* **The data**
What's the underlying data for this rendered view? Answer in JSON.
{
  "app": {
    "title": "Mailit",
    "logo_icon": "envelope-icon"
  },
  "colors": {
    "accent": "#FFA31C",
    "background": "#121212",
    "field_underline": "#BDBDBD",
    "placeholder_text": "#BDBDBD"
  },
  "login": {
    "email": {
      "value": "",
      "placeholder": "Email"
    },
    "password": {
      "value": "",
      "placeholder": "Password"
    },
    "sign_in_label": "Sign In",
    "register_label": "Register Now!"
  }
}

* **Instructions for the task**
All of the entries must be written out exactly as they stand.

* **Output of the exercise**
What's the underlying data for this rendered view? Answer in JSON.
{
  "app": {
    "title": "Mailit",
    "logo_icon": "envelope-icon"
  },
  "colors": {
    "accent": "#FFA31C",
    "background": "#121212",
    "field_underline": "#BDBDBD",
    "placeholder_text": "#BDBDBD"
  },
  "login": {
    "email": {
      "value": "",
      "placeholder": "Email"
    },
    "password": {
      "value": "",
      "placeholder": "Password"
    },
    "sign_in_label": "Sign In",
    "register_label": "Register Now!"
  }
}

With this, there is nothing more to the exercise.